__Written instruction__
Count how many lines in the material below hold the word "Renata"; the reply is that number alone.

__Data provided__
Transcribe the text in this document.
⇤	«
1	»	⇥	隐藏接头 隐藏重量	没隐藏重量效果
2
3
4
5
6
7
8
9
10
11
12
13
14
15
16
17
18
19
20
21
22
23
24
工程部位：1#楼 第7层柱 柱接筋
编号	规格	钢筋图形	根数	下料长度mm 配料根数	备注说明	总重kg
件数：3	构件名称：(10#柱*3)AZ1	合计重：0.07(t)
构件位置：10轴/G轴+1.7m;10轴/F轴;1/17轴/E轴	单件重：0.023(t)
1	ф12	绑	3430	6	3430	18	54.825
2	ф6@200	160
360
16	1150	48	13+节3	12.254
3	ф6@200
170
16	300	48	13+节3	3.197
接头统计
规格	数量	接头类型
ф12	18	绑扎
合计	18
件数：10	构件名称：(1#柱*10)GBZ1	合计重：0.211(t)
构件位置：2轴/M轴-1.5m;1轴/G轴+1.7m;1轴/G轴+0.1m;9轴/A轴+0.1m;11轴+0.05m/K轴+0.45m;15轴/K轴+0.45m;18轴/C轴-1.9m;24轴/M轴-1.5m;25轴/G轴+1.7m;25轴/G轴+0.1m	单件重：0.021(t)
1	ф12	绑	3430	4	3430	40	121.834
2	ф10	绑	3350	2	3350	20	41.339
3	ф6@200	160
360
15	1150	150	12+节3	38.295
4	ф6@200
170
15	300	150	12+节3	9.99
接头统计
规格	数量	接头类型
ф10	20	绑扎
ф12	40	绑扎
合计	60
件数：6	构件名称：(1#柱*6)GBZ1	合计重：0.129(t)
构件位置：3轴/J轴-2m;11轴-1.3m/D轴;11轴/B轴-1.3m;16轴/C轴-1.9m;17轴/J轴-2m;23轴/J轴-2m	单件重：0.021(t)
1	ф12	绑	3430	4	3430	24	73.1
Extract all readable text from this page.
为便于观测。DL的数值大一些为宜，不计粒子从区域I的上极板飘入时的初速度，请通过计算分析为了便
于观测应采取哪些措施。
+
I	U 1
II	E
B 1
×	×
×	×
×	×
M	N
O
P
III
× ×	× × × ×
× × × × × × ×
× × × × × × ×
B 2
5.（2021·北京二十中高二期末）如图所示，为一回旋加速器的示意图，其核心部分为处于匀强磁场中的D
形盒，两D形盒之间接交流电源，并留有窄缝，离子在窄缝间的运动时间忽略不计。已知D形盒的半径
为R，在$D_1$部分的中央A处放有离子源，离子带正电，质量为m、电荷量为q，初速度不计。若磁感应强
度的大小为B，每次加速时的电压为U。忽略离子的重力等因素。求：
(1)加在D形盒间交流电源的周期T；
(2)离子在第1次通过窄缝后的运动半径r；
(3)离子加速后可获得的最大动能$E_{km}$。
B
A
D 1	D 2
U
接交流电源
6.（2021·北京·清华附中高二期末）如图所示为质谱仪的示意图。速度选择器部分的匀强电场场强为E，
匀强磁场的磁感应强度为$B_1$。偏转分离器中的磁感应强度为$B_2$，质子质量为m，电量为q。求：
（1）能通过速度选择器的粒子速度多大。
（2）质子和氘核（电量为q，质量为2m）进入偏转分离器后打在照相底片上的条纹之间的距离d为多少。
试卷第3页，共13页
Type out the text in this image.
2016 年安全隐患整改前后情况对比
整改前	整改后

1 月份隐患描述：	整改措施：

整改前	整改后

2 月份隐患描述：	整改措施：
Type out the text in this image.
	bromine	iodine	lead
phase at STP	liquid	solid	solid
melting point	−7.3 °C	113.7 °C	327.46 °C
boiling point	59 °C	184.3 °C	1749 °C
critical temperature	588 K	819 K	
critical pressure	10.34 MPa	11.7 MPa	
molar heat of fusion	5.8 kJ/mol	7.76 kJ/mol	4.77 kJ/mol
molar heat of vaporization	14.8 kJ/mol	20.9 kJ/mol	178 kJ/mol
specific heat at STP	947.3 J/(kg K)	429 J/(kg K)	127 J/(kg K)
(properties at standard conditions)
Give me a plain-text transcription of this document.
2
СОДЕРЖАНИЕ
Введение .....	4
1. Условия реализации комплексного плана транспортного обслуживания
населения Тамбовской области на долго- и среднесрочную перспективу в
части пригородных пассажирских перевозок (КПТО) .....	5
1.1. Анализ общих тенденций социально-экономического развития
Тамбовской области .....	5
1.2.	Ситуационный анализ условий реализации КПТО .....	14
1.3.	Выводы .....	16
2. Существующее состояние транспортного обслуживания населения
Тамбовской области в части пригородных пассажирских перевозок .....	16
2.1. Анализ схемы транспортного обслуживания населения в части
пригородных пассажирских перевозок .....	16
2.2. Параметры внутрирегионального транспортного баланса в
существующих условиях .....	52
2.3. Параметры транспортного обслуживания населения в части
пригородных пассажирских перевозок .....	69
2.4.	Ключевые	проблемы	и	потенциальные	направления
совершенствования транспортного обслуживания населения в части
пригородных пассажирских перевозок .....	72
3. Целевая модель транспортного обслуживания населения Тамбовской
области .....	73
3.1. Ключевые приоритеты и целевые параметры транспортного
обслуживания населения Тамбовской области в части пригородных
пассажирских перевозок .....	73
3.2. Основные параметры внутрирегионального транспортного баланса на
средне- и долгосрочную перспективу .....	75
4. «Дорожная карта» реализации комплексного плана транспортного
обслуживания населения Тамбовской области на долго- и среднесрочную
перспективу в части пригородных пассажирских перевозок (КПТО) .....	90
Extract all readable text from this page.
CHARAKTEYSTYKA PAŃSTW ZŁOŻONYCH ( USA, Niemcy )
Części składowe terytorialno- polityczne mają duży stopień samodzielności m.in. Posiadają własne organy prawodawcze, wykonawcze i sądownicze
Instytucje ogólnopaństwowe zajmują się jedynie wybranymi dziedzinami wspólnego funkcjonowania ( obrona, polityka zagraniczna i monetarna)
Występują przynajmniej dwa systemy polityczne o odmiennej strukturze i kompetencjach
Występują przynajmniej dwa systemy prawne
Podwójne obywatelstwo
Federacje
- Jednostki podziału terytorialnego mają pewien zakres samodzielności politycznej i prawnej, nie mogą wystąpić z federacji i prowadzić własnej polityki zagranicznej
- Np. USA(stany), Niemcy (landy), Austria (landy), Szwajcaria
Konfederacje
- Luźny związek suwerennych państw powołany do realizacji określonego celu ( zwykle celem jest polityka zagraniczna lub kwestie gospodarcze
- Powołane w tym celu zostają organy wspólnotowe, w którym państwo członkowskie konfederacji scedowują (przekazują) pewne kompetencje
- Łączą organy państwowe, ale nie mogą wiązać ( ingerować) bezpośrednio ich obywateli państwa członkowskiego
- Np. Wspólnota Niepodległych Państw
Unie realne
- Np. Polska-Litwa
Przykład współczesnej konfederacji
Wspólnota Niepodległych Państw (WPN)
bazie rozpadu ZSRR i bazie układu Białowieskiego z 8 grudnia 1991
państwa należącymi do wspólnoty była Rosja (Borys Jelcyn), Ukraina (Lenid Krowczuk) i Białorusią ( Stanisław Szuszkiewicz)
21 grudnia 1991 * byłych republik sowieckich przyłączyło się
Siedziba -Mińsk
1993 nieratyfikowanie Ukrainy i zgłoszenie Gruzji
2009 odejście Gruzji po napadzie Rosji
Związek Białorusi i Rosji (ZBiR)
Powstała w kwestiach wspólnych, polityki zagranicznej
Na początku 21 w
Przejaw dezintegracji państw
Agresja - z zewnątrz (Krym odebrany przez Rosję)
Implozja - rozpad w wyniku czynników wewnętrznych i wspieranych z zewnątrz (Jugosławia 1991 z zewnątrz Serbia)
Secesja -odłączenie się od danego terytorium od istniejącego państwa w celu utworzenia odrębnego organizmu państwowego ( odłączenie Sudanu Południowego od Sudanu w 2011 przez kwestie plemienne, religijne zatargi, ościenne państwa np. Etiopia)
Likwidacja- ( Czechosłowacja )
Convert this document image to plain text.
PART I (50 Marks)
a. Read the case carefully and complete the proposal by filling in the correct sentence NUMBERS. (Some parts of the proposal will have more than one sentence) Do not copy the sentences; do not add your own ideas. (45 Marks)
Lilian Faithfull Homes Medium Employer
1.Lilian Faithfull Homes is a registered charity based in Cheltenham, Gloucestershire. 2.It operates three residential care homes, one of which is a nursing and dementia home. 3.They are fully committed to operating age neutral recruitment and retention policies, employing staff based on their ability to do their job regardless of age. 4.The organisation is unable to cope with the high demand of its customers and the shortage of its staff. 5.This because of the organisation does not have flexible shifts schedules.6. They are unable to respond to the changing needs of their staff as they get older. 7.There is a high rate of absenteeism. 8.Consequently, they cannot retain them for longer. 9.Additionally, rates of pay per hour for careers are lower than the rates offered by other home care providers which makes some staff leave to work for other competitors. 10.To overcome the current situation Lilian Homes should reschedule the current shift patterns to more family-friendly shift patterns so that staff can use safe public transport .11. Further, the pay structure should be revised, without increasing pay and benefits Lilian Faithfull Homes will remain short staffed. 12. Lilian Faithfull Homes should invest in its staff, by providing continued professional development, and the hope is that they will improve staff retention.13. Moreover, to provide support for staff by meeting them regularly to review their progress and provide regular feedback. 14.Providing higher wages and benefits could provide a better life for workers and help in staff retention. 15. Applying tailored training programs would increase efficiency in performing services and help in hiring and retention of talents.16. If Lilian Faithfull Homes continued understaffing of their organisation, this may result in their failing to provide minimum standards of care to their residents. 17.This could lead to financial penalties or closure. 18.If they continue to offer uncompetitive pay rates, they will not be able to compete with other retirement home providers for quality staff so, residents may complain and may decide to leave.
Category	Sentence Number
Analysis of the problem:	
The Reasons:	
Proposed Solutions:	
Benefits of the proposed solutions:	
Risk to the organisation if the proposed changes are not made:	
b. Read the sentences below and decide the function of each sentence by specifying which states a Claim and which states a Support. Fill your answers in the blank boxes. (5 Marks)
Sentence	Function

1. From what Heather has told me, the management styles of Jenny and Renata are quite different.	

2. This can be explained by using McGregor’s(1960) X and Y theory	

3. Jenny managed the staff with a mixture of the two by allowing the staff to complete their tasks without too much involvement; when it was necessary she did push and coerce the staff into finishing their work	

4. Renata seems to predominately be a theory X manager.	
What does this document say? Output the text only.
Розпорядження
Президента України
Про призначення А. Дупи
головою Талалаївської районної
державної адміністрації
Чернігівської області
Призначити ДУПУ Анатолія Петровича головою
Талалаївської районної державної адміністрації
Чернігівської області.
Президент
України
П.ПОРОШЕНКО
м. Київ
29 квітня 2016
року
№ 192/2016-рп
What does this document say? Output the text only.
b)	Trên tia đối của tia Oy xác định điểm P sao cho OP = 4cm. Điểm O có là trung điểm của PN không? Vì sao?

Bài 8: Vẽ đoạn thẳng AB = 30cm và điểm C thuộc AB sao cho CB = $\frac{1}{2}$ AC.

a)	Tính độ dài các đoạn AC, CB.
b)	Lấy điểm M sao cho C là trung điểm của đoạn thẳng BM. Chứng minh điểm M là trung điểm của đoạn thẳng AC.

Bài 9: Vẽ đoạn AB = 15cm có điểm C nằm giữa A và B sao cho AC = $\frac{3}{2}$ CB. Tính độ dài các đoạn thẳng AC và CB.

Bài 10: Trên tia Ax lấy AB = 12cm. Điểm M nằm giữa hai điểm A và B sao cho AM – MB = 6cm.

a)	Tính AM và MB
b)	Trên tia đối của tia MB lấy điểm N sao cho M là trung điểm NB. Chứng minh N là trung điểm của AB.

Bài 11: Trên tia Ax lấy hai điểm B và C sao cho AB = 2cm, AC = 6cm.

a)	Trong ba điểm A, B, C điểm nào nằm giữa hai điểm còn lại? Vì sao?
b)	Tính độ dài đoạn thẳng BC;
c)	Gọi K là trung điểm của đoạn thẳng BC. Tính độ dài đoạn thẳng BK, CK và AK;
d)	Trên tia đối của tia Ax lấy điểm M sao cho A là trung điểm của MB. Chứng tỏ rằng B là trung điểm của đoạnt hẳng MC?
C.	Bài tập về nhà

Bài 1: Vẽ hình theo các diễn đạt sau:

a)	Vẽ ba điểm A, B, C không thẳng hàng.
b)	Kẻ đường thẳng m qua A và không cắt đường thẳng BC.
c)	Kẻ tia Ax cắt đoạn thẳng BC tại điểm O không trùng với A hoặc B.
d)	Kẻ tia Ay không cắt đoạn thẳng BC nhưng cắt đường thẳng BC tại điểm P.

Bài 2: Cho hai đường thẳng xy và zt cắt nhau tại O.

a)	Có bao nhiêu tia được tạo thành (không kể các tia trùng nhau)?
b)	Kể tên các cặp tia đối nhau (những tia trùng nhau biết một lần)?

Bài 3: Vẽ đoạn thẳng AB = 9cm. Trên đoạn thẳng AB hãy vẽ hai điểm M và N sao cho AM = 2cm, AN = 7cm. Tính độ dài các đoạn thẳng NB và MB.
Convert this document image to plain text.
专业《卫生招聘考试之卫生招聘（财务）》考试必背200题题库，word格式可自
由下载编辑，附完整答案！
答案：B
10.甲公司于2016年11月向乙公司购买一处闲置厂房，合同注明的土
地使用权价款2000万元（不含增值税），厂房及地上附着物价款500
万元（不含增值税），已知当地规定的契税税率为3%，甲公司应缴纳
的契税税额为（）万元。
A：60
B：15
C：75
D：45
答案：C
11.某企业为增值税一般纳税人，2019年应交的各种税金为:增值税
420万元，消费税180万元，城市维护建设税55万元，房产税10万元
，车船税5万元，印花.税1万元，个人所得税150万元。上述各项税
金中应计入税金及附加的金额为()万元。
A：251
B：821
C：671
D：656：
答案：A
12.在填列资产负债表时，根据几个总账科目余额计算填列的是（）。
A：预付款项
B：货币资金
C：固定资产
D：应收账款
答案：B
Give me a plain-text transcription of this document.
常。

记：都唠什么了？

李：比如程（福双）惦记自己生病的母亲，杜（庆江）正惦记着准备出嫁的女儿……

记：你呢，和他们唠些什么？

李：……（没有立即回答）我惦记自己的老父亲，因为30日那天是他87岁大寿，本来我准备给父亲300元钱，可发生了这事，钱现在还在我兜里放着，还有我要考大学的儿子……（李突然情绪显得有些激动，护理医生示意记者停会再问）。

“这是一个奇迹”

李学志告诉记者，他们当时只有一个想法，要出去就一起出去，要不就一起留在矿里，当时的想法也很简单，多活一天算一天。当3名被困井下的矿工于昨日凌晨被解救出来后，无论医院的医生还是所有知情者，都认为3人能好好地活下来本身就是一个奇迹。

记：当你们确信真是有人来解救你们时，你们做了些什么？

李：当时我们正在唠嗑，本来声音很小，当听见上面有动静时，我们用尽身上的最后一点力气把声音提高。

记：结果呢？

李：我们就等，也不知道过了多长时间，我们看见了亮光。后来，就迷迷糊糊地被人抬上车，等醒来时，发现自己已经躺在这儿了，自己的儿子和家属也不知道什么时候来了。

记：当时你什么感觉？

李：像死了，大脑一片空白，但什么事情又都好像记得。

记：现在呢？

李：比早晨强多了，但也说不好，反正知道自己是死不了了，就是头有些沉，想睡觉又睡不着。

__Solution to this task__
2